#### Short problem
In the article on paleo-detectors, how old are the minerals that astrophysicists study to learn the history of our Galaxy?

#### Passage given
▬▬▬▬▬▬▬▬▬▬
A Dark Matter Fossil Record: Using Geology to Probe Time-Varying Dark Matter Signals

Title:Galactic Geology: Probing Time-Varying Dark Matter Signals with Paleo-Detectors

Authors: Sebastian Baum, William DeRocco, Thomas D. P. Edwards, and Saarik Kalia

First Author’s Institution: Stanford Institute for Theoretical Physics, Stanford University, Stanford, CA 94305, USA

Status: open access on arXiv

Paleo-detectors: the tools of galactic geology

For thousands of years, humans have looked to rocks and minerals as windows into our past: paleontologists have interpreted the fossil record to deduce the history of life on Earth; geologists have analyzed radioactive isotopes and subtle patterns in rock formations to reconstruct the history of the planet itself; and now, astrophysicists are studying minerals of millions to billions of years old to unveil the history of our Galaxy.
▬▬▬▬▬▬▬▬▬▬
#### Record list
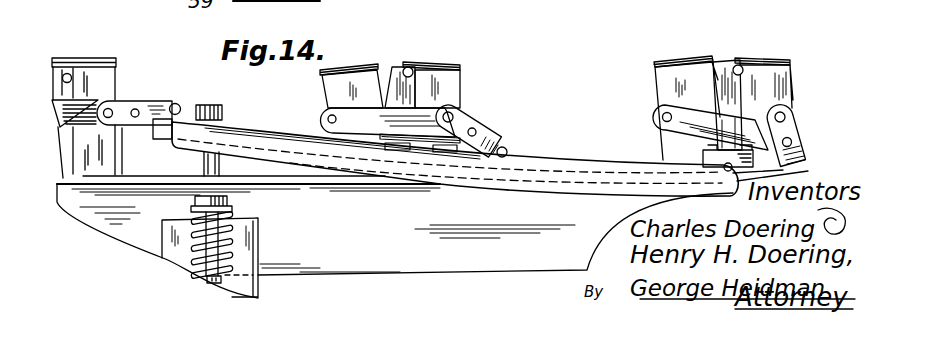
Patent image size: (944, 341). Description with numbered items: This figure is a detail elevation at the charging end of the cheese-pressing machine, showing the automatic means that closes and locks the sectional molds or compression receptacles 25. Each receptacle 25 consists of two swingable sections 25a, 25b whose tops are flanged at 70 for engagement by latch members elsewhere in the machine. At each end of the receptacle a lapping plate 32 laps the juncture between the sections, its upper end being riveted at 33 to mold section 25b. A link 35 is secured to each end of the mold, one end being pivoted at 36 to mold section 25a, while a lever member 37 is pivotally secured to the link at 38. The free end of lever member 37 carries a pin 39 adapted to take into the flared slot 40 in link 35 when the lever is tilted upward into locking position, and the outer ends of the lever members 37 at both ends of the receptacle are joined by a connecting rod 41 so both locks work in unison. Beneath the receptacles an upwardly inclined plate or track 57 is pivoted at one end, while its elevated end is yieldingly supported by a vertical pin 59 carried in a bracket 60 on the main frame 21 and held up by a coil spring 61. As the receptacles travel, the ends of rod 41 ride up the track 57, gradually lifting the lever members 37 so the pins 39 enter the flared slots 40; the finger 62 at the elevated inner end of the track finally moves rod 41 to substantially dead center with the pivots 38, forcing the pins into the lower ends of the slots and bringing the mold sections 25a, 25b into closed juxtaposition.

The main frame 21 is at (388, 273).
The cheese sectional mold or compression receptacle 25 is at (474, 77).
The mold section 25a is at (657, 85).
The mold section 25b is at (461, 88).
The lapping plate 32 is at (395, 65).
The rivet 33 is at (407, 66).
The link 35 is at (90, 101).
The pivot 36 is at (327, 117).
The lever member 37 is at (842, 128).
The pivot 38 is at (112, 110).
The pin 39 is at (153, 83).
The flared slot 40 is at (710, 127).
The connecting bar or rod 41 is at (177, 103).
The inclined plate or track 57 is at (241, 115).
The pin 59 is at (200, 162).
The bracket 60 is at (188, 265).
The coil spring 61 is at (188, 252).
The finger or projection 62 is at (163, 138).
The flange 70 is at (362, 69).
▬▬▬▬▬▬▬▬▬▬
#### Answer for the task
Millions to billions of years old.